Brano di partenza:
-*-

Le squadre di ricerca avrebbero localizzato le scatole nere del volo Egyptair nel tratto di mare in cui sono stati ritrovati resti umani e i rottami dell'aereo precipitato con 66 persone a bordo. Si troverebbero nella stessa area in cui sono già stati individuati numerosi rottami, lo riferiscono alla CBS News fonti governative egiziane.
I primi oggetti recuperati nel Mediterraneo dalla marina egiziana sono già stati messi a disposizione degli inquirenti che indagano sullo schianto del volo Egyptair MS804 precipitato nella notte tra mercoledì e giovedì scorsi mentre era in volo tra Parigi e il Cairo. Si tratta di alcuni frammenti del velivolo, di giubbotto di salvataggio, effetti personali dei passeggeri e dei poveri resti di alcune delle vittime.

-*-

[Righe del dataset]
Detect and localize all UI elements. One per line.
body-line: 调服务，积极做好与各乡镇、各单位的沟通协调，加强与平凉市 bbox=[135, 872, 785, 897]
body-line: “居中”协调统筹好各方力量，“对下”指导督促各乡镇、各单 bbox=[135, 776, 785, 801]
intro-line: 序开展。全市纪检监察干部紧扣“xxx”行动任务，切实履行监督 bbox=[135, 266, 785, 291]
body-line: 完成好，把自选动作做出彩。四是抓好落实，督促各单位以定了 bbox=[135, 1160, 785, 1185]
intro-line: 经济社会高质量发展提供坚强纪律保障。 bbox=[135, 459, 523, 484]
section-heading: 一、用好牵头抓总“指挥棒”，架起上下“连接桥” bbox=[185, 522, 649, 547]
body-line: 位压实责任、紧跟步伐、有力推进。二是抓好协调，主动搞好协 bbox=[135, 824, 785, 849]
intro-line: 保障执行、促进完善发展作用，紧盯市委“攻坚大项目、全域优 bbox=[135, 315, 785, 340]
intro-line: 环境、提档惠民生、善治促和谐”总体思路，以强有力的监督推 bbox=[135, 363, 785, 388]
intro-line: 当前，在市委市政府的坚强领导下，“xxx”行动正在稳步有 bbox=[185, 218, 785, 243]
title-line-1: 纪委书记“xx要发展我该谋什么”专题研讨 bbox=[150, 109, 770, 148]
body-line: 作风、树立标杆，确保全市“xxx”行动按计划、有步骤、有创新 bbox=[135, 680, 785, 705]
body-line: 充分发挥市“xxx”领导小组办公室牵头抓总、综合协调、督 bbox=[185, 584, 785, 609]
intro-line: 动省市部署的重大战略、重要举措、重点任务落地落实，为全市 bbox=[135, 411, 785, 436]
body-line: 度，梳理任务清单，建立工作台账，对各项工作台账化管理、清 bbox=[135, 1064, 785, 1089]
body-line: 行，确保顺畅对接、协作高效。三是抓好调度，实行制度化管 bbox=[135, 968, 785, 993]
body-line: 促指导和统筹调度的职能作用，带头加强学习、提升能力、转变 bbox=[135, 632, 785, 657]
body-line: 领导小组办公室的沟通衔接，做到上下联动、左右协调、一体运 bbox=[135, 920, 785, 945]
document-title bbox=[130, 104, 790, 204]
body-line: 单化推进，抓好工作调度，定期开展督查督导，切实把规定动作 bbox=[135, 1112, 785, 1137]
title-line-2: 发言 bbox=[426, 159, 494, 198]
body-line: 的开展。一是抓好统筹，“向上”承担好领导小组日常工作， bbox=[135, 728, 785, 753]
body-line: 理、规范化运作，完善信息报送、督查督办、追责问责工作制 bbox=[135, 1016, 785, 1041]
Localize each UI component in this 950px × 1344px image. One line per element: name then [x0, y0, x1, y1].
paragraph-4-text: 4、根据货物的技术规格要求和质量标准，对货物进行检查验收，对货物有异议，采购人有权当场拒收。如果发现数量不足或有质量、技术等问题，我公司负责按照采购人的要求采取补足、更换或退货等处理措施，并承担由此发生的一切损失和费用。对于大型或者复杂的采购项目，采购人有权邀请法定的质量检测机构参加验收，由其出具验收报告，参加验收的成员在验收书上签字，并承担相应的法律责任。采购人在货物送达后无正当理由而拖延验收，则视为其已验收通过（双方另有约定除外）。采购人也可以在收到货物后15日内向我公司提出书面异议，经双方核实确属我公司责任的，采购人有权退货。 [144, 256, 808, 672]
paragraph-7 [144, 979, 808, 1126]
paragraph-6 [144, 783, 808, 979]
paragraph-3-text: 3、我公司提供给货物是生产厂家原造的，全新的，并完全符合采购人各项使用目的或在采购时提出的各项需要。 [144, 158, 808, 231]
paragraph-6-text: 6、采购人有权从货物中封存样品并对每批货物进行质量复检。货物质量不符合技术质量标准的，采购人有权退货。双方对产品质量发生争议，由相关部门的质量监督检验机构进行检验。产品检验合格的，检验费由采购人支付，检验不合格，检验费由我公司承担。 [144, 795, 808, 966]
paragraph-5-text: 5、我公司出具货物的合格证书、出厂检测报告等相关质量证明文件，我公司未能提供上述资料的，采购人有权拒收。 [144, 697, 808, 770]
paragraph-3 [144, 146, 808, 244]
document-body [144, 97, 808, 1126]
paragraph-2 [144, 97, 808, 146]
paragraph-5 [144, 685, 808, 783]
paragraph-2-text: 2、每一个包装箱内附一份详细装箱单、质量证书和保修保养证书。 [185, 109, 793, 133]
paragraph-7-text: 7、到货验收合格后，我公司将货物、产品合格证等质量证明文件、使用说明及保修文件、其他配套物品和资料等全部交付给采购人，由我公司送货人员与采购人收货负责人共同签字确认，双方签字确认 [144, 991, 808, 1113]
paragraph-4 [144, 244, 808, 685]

-*-

Obiettivo del compito: Trascrivi dall'articolo sul volo Egyptair il tratto che comincia con "Le squadre di" e prosegue fino a "fonti governative egiziane.". Le righe non hanno alcun legame con l'articolo sul volo Egyptair.

Risultato del compito:
Le squadre di ricerca avrebbero localizzato le scatole nere del volo Egyptair nel tratto di mare in cui sono stati ritrovati resti umani e i rottami dell'aereo precipitato con 66 persone a bordo. Si troverebbero nella stessa area in cui sono già stati individuati numerosi rottami, lo riferiscono alla CBS News fonti governative egiziane.